┌─ TEXTE EXTRAIT

Jusqu’où sommes-nous prisonniers de notre propre corps ? Jusqu’où sommes-nous pénétrés par le monde ? Le corps, le monde sont-ils un ou fragmentaires ? Et quelle posture adopter face au sentiment que nous avons de la dispersion, de la dilution, de la perte ou du manque de tout ? La philosophie n’est pas seule à tenter de répondre à ces questions qui ne sont guère nouvelles. La poésie le fait aussi. À sa manière. Se fondant sur l’expérience sensible de l’individu. S’efforçant de répondre à l’éprouvé souvent douloureux de la vie par la mise en forme d’une parole singulière susceptible de retentir également et de manière unique, en chacun d’entre nous.
À la philosophie, l’ouvrage de Ludovic Degroote, Le début des pieds, semble emprunter par exemple, un certain nombre d’énoncés en forme de généralités qui émaillent son texte. Mais le côté disons déboité et extrêmement personnel de l’ouvrage fait de considérations et d’aveux juxtaposés, ressassés, effrités, en séquences généralement courtes de vers courts intégrant parfois quelques lignes de prose, chaque élément nettement séparé par des blancs, le tout « sans suivi de rien » (p.82), correspond au mode très particulier dont cet auteur tâche de rendre compte par les mots, en poète, de sa façon de vivre difficilement le manque d’unité, de coïncidence, de sens aussi, qui caractérise à ses yeux le cadre général de l’existence.
Ce n’est pas que le corps, le monde, la tête soient pour lui fondamentalement séparés. Bien au contraire. Le monde de Ludovic Degroote est particulièrement poreux. Mais cette porosité, cette perméabilité ne sont jamais vécues d’une manière heureuse. Dans la plénitude d’une possession. D’une réciprocité harmonieuse. Elles se vivent malheureusement dans l’inconfort toujours d’un manque de maîtrise. D’une défaillance. D’un poids. Ou d’une indifférence. Cela peut s’exprimer crûment. Dans une tonalité prosaïque confinant au comique qui est la marque originale de ce livre, inscrite déjà bien au clair dans le titre :
par le ventre que je remplis, j’augmente les trous de ma tête
je bouffe je bouffe, je remplis les trous de mon ventre – plus je les remplis, plus les trous de ma tête augmentent (p. 11)

└─
┌─ DOCUMENTS FOURNIS

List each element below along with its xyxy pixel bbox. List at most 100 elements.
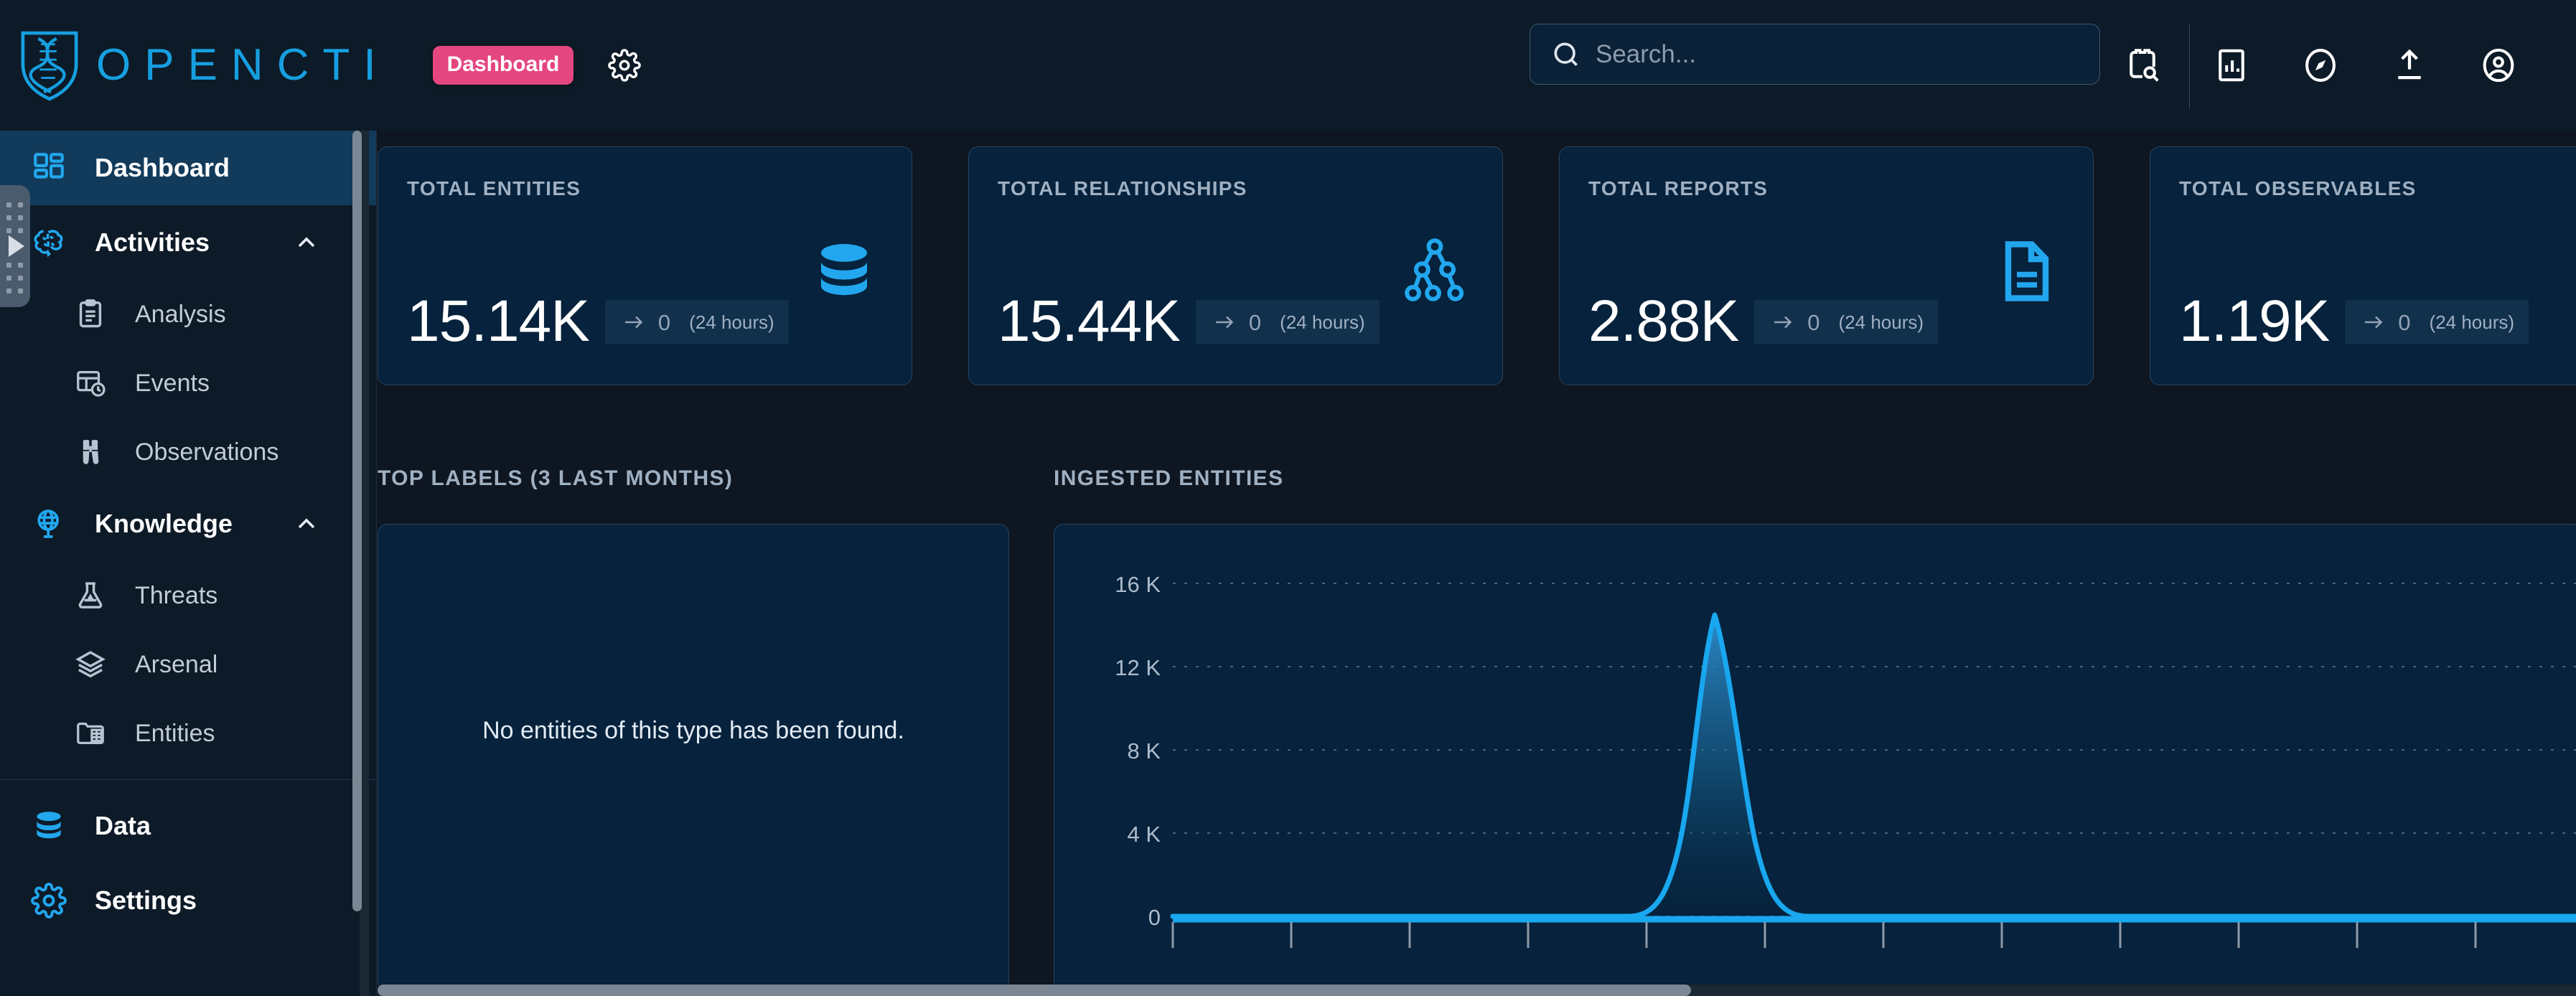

└─

→ SÉRIE D’EXERCICES
a. D’après le texte extrait, pourquoi l’ouvrage Le début des pieds se présente-t-il sous une forme déboîtée, faite de séquences courtes séparées par des blancs ? Répondez en une à trois phrases.
b. Répondez à ces questions à partir du texte extrait, en marquant chaque réponse de la même façon :
(i) Qu’est-ce que l’ouvrage semble emprunter à la philosophie ?
(ii) Quel adjectif le texte emploie-t-il pour qualifier le monde de Ludovic Degroote ?
(iii) À quelle page se trouve l’expression « sans suivi de rien » ?

→ CORRIGÉ COMPLET
a. Cette forme correspond à la manière très particulière dont l’auteur tâche de rendre compte par les mots, en poète, de sa façon de vivre difficilement le manque d’unité, de coïncidence et de sens. À ses yeux, ce manque caractérise le cadre général de l’existence.

b.
(i) Un certain nombre d’énoncés en forme de généralités, qui émaillent son texte.
(ii) Le texte le dit « particulièrement poreux ».
(iii) À la page 82.